#### Stated goal
Below are some records. Copy every line in them that holds "cart".
--- START OF Recorded data ---
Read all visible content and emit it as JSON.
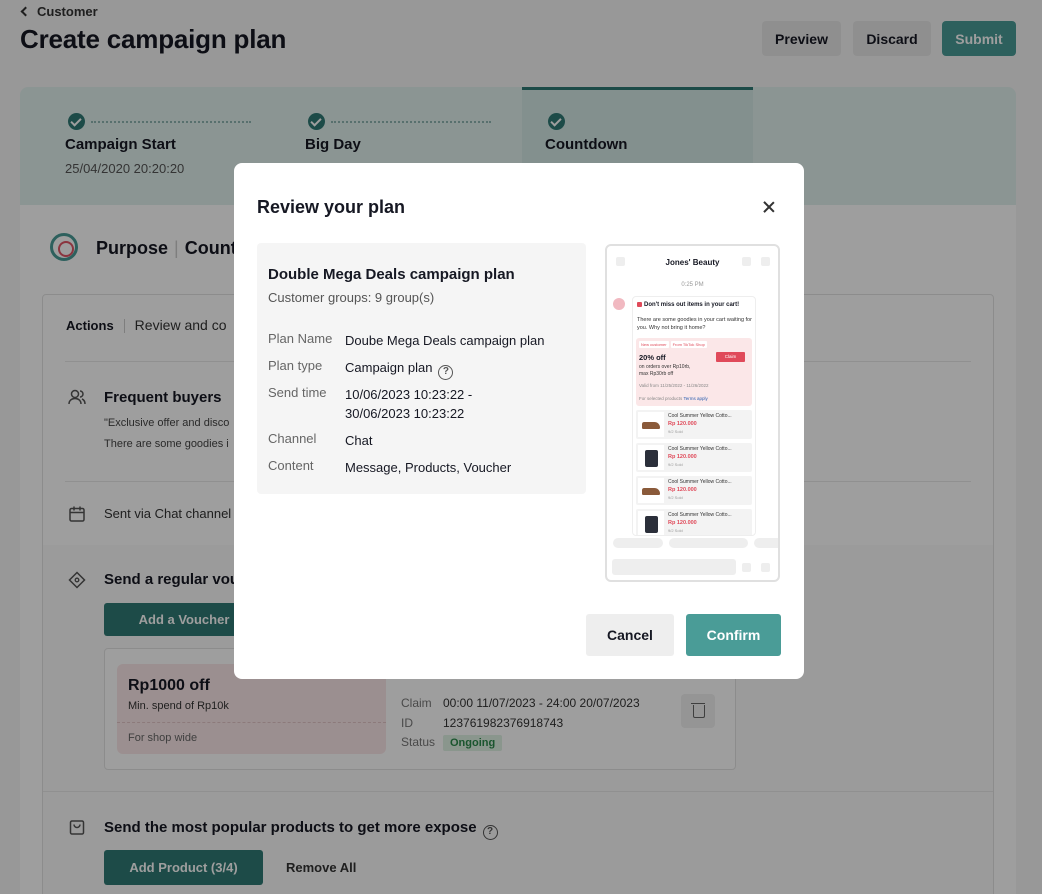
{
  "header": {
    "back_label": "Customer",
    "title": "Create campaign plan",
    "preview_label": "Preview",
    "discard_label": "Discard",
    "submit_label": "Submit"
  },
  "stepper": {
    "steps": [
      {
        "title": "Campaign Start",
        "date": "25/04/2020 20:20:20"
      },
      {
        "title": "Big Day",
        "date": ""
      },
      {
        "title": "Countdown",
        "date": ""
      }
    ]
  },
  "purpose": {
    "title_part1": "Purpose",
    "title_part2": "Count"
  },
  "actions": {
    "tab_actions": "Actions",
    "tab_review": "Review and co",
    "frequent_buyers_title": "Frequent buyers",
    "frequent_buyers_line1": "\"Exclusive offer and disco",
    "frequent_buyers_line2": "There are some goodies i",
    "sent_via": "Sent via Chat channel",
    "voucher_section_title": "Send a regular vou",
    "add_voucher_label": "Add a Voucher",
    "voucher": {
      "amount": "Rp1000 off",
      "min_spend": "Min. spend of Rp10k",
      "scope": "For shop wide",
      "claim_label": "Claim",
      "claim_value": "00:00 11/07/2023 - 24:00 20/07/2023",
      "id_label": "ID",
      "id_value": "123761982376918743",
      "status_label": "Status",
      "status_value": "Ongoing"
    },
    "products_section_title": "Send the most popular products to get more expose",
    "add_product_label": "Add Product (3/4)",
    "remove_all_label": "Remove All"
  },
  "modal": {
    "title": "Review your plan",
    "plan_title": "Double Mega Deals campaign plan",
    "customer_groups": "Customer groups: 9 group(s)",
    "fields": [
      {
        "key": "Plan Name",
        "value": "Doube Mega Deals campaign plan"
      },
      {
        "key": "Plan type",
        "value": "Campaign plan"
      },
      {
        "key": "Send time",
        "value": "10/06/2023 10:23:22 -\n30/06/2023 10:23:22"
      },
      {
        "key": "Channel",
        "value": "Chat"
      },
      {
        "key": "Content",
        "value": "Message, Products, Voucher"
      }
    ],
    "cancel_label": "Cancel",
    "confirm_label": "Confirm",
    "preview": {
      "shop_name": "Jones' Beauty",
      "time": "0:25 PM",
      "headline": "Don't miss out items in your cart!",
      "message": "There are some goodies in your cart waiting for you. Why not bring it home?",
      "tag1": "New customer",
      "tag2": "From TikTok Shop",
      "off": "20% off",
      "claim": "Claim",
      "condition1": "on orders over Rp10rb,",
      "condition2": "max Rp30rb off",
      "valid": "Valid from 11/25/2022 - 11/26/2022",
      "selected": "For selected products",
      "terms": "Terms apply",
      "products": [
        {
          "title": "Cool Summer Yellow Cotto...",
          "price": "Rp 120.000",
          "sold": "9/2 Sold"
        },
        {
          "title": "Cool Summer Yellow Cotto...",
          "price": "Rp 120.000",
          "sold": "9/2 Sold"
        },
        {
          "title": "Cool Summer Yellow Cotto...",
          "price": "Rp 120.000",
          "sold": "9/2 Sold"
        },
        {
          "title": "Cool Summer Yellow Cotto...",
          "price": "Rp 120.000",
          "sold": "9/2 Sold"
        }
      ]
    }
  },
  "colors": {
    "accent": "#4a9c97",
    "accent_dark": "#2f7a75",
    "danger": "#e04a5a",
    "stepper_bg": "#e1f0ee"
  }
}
--- END OF Recorded data ---
#### Exercise answer
      "headline": "Don't miss out items in your cart!",
      "message": "There are some goodies in your cart waiting for you. Why not bring it home?",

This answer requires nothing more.